# SHORT TASK:
Copy every entry word for word, but skip the pictures.

Dataset rows:
%%

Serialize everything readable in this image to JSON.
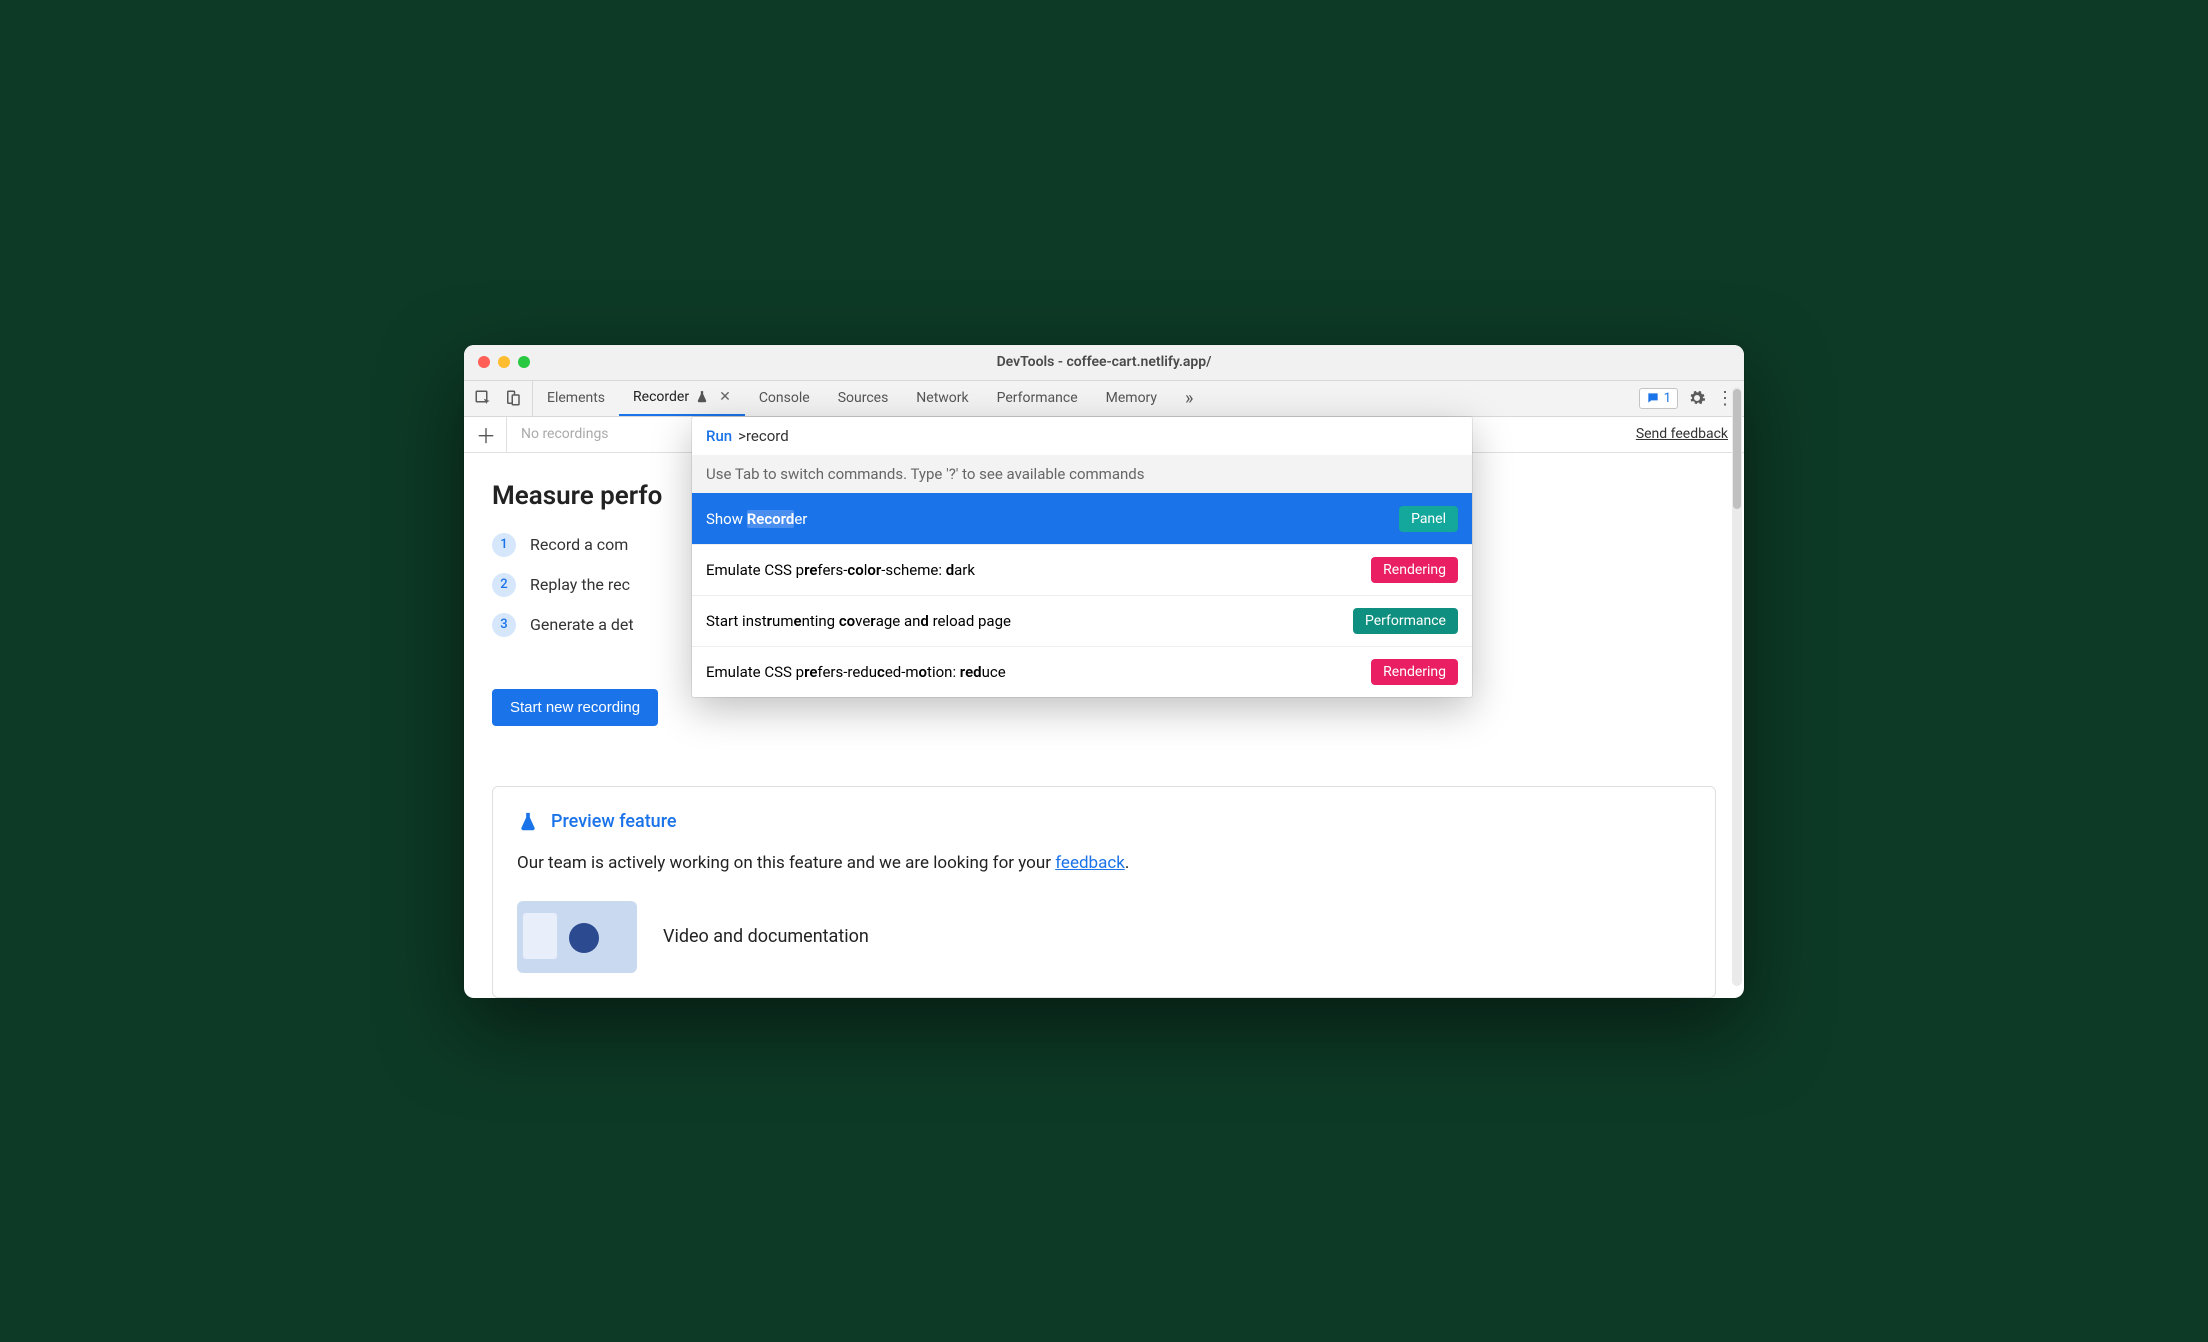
{
  "window": {
    "title": "DevTools - coffee-cart.netlify.app/"
  },
  "toolbar": {
    "tabs": [
      {
        "label": "Elements"
      },
      {
        "label": "Recorder"
      },
      {
        "label": "Console"
      },
      {
        "label": "Sources"
      },
      {
        "label": "Network"
      },
      {
        "label": "Performance"
      },
      {
        "label": "Memory"
      }
    ],
    "messages_count": "1"
  },
  "subbar": {
    "recordings_placeholder": "No recordings",
    "send_feedback": "Send feedback"
  },
  "main": {
    "title_partial": "Measure perfo",
    "steps_partial": [
      "Record a com",
      "Replay the rec",
      "Generate a det"
    ],
    "start_button": "Start new recording"
  },
  "preview": {
    "heading": "Preview feature",
    "text_prefix": "Our team is actively working on this feature and we are looking for your ",
    "feedback_link": "feedback",
    "text_suffix": ".",
    "doc_title": "Video and documentation"
  },
  "command_menu": {
    "run_label": "Run",
    "query": ">record",
    "hint": "Use Tab to switch commands. Type '?' to see available commands",
    "items": [
      {
        "text": "Show Recorder",
        "badge": "Panel",
        "badge_kind": "panel",
        "selected": true
      },
      {
        "text": "Emulate CSS prefers-color-scheme: dark",
        "badge": "Rendering",
        "badge_kind": "rendering",
        "selected": false
      },
      {
        "text": "Start instrumenting coverage and reload page",
        "badge": "Performance",
        "badge_kind": "performance",
        "selected": false
      },
      {
        "text": "Emulate CSS prefers-reduced-motion: reduce",
        "badge": "Rendering",
        "badge_kind": "rendering",
        "selected": false
      }
    ]
  }
}
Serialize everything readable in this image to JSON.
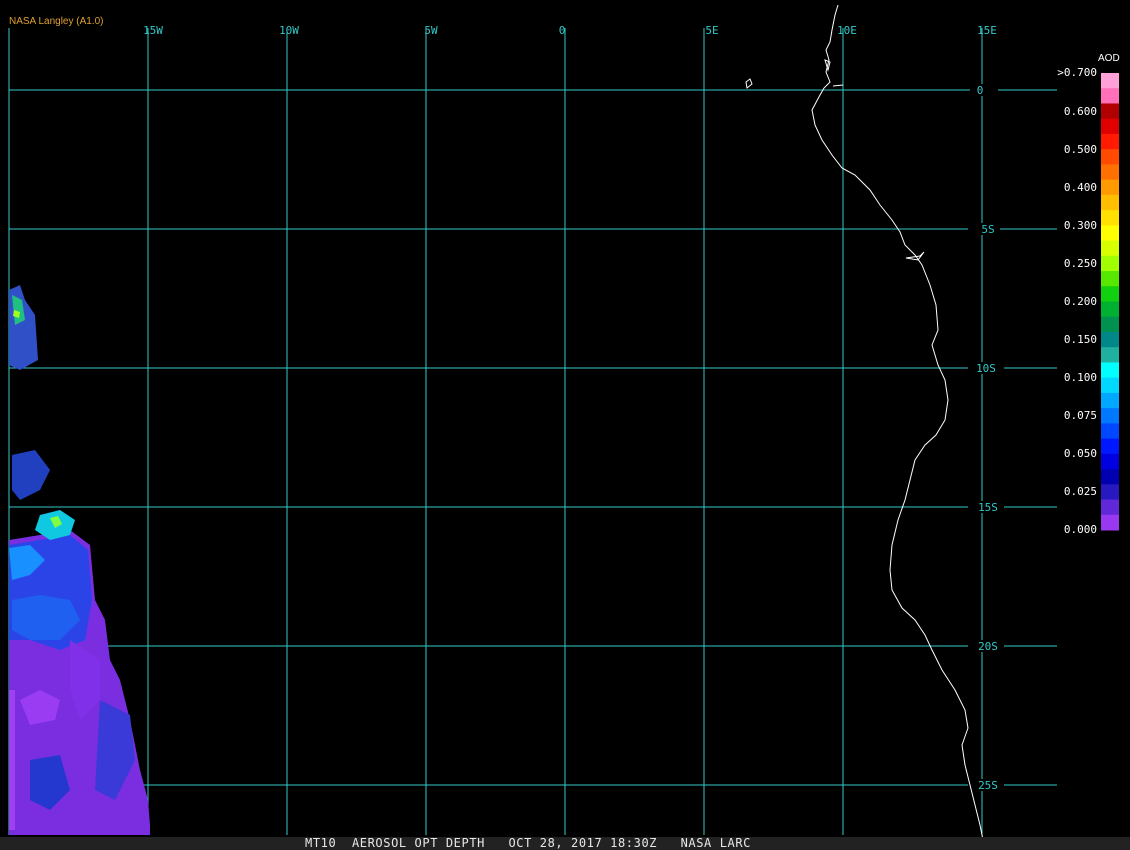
{
  "credit": "NASA Langley (A1.0)",
  "lon_labels": [
    "15W",
    "10W",
    "5W",
    "0",
    "5E",
    "10E",
    "15E"
  ],
  "lat_labels": [
    "0",
    "5S",
    "10S",
    "15S",
    "20S",
    "25S"
  ],
  "legend": {
    "title": "AOD",
    "labels": [
      ">0.700",
      "0.600",
      "0.500",
      "0.400",
      "0.300",
      "0.250",
      "0.200",
      "0.150",
      "0.100",
      "0.075",
      "0.050",
      "0.025",
      "0.000"
    ],
    "colors": [
      "#ffa0d8",
      "#ff70b8",
      "#b00000",
      "#e00000",
      "#ff1a00",
      "#ff4a00",
      "#ff7000",
      "#ff9a00",
      "#ffbe00",
      "#ffe000",
      "#ffff00",
      "#d8ff00",
      "#a0ff00",
      "#58e800",
      "#10d010",
      "#00b030",
      "#009050",
      "#008888",
      "#20b0a0",
      "#00ffff",
      "#00d8ff",
      "#00a8ff",
      "#0078ff",
      "#0048ff",
      "#0018ff",
      "#0000e0",
      "#0000b0",
      "#2818c0",
      "#6028d8",
      "#9838f0"
    ]
  },
  "bottom_caption": "MT10  AEROSOL OPT DEPTH   OCT 28, 2017 18:30Z   NASA LARC",
  "colors": {
    "grid": "#33c8c8",
    "coast": "#ffffff",
    "background": "#000000"
  }
}
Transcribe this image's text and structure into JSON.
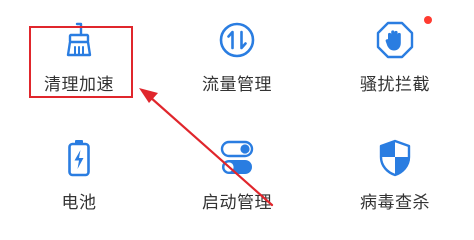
{
  "colors": {
    "accent": "#2a7de1",
    "annotation": "#e0262c",
    "badge": "#ff3b30",
    "text": "#333333"
  },
  "tiles": [
    {
      "label": "清理加速",
      "icon": "broom-icon"
    },
    {
      "label": "流量管理",
      "icon": "data-transfer-icon"
    },
    {
      "label": "骚扰拦截",
      "icon": "hand-stop-icon",
      "badge": true
    },
    {
      "label": "电池",
      "icon": "battery-icon"
    },
    {
      "label": "启动管理",
      "icon": "toggle-switches-icon"
    },
    {
      "label": "病毒查杀",
      "icon": "shield-icon"
    }
  ]
}
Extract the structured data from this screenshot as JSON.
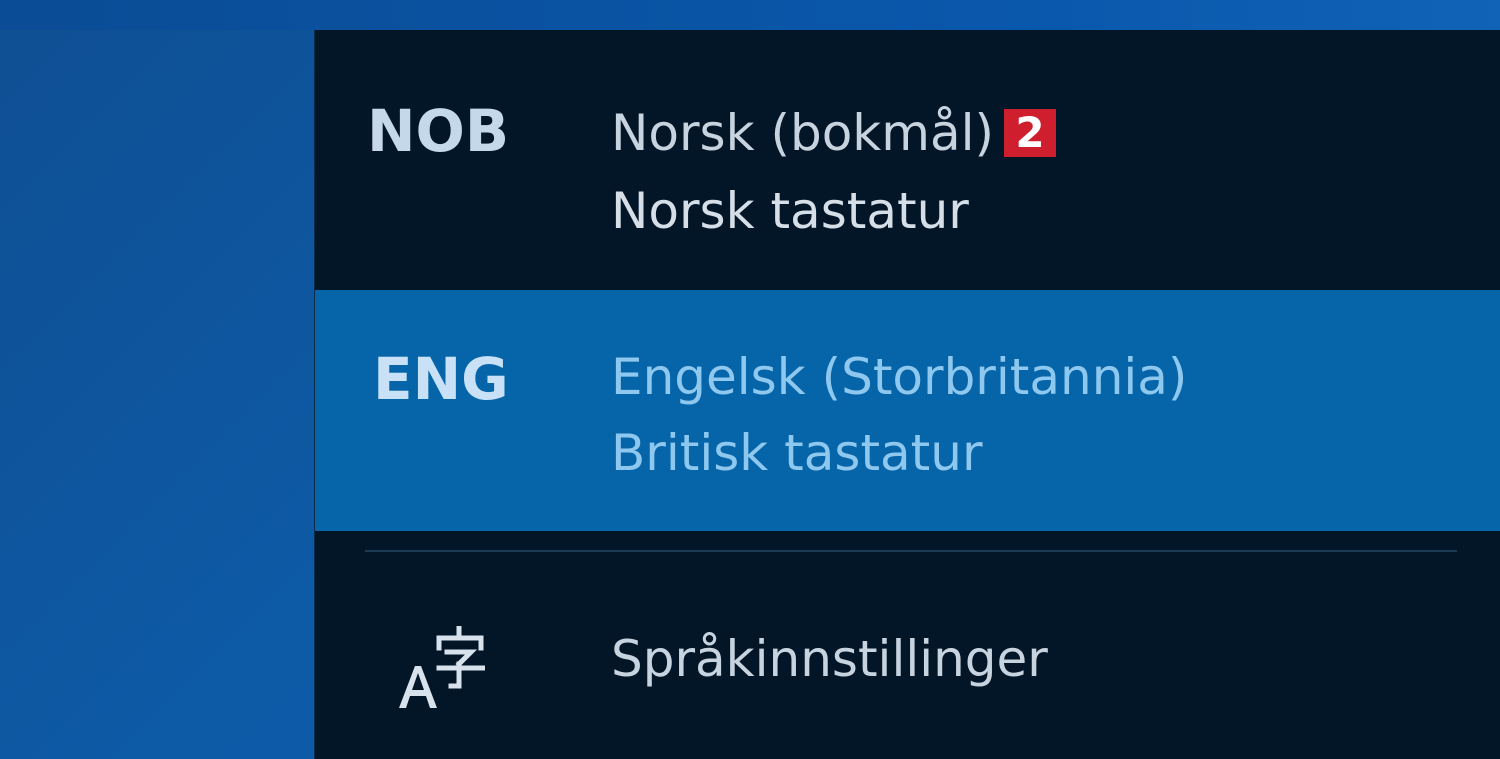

%%

# COMPLETE RESPONSE:
Serialize everything readable in this image to JSON.
{
  "window": {
    "title": "DevTools - coffee-cart.netlify.app/"
  },
  "toolbar": {
    "tabs": [
      {
        "label": "Elements"
      },
      {
        "label": "Recorder"
      },
      {
        "label": "Console"
      },
      {
        "label": "Sources"
      },
      {
        "label": "Network"
      },
      {
        "label": "Performance"
      },
      {
        "label": "Memory"
      }
    ],
    "messages_count": "1"
  },
  "subbar": {
    "recordings_placeholder": "No recordings",
    "send_feedback": "Send feedback"
  },
  "main": {
    "title_partial": "Measure perfo",
    "steps_partial": [
      "Record a com",
      "Replay the rec",
      "Generate a det"
    ],
    "start_button": "Start new recording"
  },
  "preview": {
    "heading": "Preview feature",
    "text_prefix": "Our team is actively working on this feature and we are looking for your ",
    "feedback_link": "feedback",
    "text_suffix": ".",
    "doc_title": "Video and documentation"
  },
  "command_menu": {
    "run_label": "Run",
    "query": ">record",
    "hint": "Use Tab to switch commands. Type '?' to see available commands",
    "items": [
      {
        "text": "Show Recorder",
        "badge": "Panel",
        "badge_kind": "panel",
        "selected": true
      },
      {
        "text": "Emulate CSS prefers-color-scheme: dark",
        "badge": "Rendering",
        "badge_kind": "rendering",
        "selected": false
      },
      {
        "text": "Start instrumenting coverage and reload page",
        "badge": "Performance",
        "badge_kind": "performance",
        "selected": false
      },
      {
        "text": "Emulate CSS prefers-reduced-motion: reduce",
        "badge": "Rendering",
        "badge_kind": "rendering",
        "selected": false
      }
    ]
  }
}
Serialize everything readable in this image to JSON.
{
  "credit": "NASA Langley (A1.0)",
  "lon_labels": [
    "15W",
    "10W",
    "5W",
    "0",
    "5E",
    "10E",
    "15E"
  ],
  "lat_labels": [
    "0",
    "5S",
    "10S",
    "15S",
    "20S",
    "25S"
  ],
  "legend": {
    "title": "AOD",
    "labels": [
      ">0.700",
      "0.600",
      "0.500",
      "0.400",
      "0.300",
      "0.250",
      "0.200",
      "0.150",
      "0.100",
      "0.075",
      "0.050",
      "0.025",
      "0.000"
    ],
    "colors": [
      "#ffa0d8",
      "#ff70b8",
      "#b00000",
      "#e00000",
      "#ff1a00",
      "#ff4a00",
      "#ff7000",
      "#ff9a00",
      "#ffbe00",
      "#ffe000",
      "#ffff00",
      "#d8ff00",
      "#a0ff00",
      "#58e800",
      "#10d010",
      "#00b030",
      "#009050",
      "#008888",
      "#20b0a0",
      "#00ffff",
      "#00d8ff",
      "#00a8ff",
      "#0078ff",
      "#0048ff",
      "#0018ff",
      "#0000e0",
      "#0000b0",
      "#2818c0",
      "#6028d8",
      "#9838f0"
    ]
  },
  "bottom_caption": "MT10  AEROSOL OPT DEPTH   OCT 28, 2017 18:30Z   NASA LARC",
  "colors": {
    "grid": "#33c8c8",
    "coast": "#ffffff",
    "background": "#000000"
  }
}
Transcribe this image's text and structure into JSON.
{
  "colors": {
    "accent": "#2a7de1",
    "annotation": "#e0262c",
    "badge": "#ff3b30",
    "text": "#333333"
  },
  "tiles": [
    {
      "label": "清理加速",
      "icon": "broom-icon"
    },
    {
      "label": "流量管理",
      "icon": "data-transfer-icon"
    },
    {
      "label": "骚扰拦截",
      "icon": "hand-stop-icon",
      "badge": true
    },
    {
      "label": "电池",
      "icon": "battery-icon"
    },
    {
      "label": "启动管理",
      "icon": "toggle-switches-icon"
    },
    {
      "label": "病毒查杀",
      "icon": "shield-icon"
    }
  ]
}
Extract the structured data from this screenshot as JSON.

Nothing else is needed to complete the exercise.